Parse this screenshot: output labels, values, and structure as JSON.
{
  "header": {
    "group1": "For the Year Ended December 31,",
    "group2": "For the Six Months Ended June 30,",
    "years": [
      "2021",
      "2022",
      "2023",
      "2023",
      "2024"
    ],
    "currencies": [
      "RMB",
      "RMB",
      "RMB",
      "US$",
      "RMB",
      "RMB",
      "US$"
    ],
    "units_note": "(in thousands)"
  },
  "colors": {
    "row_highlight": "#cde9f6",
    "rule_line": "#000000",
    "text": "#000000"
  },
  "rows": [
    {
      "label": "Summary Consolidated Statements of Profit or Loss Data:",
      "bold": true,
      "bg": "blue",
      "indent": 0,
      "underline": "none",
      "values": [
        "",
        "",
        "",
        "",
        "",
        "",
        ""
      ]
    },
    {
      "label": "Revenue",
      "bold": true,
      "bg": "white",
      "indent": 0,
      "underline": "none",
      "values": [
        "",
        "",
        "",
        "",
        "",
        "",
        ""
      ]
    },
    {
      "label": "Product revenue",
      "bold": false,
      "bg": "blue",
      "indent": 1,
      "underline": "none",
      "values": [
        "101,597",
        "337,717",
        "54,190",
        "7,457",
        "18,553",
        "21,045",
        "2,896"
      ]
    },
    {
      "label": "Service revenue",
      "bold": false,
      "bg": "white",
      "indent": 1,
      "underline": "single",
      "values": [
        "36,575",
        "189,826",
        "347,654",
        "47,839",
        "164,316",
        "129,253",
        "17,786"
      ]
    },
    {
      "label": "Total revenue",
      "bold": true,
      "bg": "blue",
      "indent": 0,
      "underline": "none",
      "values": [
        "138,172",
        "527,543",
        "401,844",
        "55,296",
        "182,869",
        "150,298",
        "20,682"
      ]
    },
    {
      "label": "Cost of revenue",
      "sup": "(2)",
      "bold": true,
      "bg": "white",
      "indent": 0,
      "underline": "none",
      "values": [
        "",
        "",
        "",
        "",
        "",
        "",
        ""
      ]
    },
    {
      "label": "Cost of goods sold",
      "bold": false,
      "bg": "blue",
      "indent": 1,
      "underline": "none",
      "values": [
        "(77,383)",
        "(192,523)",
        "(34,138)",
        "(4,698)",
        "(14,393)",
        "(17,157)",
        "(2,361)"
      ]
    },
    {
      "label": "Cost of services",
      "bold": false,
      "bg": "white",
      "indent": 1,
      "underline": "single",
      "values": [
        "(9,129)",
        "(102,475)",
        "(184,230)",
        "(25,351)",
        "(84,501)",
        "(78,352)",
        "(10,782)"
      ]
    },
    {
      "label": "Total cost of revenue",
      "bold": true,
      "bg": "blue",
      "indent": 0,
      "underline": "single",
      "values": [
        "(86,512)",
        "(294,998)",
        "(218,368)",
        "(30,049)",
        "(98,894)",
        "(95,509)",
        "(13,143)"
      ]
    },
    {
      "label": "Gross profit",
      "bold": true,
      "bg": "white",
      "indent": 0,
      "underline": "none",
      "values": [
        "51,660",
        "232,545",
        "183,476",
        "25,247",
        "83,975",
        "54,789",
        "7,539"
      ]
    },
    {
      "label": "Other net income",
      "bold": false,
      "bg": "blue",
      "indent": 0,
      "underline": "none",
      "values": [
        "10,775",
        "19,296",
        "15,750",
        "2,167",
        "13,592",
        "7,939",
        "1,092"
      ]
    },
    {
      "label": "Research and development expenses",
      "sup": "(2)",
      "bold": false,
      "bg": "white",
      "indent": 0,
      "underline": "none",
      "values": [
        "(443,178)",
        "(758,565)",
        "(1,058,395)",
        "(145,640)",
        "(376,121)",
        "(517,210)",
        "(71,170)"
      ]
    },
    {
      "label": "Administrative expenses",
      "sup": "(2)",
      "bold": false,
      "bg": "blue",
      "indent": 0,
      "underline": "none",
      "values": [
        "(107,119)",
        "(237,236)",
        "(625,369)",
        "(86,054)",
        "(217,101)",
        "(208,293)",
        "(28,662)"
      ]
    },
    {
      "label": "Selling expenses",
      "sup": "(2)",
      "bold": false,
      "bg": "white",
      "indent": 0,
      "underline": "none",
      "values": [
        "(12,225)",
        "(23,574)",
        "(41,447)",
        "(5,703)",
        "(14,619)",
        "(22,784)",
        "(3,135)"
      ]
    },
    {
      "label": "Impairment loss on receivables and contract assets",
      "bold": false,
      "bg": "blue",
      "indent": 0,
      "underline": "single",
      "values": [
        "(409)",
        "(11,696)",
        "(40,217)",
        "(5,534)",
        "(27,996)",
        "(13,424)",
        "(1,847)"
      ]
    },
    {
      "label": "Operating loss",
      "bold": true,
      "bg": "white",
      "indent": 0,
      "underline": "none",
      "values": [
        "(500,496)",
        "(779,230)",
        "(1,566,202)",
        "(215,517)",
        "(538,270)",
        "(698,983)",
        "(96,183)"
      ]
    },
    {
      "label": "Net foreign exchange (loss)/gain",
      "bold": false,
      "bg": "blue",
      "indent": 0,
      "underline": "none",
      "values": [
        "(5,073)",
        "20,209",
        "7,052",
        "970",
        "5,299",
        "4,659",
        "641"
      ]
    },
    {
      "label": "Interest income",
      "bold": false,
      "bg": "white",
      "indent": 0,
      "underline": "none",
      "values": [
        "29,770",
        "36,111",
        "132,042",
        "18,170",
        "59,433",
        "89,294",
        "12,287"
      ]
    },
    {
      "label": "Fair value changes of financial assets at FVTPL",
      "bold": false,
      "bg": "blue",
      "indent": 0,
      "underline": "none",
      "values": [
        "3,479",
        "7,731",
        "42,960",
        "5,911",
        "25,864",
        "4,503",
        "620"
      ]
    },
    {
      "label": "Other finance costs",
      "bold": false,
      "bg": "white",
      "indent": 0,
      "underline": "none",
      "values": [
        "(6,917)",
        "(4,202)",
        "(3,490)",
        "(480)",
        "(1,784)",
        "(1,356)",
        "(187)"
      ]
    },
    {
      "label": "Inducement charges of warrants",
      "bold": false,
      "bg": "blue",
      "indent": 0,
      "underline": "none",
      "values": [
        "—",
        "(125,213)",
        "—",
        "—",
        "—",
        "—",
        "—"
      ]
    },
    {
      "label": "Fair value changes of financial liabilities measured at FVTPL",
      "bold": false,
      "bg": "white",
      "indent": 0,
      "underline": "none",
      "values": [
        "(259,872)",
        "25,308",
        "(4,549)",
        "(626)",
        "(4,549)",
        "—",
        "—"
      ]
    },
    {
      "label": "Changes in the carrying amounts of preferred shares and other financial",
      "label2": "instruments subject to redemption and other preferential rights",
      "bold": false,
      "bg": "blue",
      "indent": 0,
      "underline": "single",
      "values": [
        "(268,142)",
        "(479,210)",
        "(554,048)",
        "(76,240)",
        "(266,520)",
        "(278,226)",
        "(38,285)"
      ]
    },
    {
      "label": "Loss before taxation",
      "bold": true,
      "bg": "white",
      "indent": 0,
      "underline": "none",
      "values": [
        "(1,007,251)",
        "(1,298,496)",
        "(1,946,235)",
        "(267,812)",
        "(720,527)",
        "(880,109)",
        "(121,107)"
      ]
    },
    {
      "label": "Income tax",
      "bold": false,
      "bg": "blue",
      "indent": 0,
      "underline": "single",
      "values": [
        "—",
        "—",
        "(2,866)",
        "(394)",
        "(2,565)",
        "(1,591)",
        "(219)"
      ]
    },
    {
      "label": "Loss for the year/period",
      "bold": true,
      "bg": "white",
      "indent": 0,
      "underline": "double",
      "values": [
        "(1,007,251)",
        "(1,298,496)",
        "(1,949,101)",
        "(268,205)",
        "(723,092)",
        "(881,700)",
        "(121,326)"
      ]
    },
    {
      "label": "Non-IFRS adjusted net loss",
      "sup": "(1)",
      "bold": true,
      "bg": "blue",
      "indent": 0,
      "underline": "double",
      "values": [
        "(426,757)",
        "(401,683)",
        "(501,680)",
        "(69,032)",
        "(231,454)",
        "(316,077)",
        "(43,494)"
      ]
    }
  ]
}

• **TO DO**
Pick out the lines above that hold the string "assets" and show them.

• **SOLUTION TO THIS TASK**
      "label": "Impairment loss on receivables and contract assets",
      "label": "Fair value changes of financial assets at FVTPL",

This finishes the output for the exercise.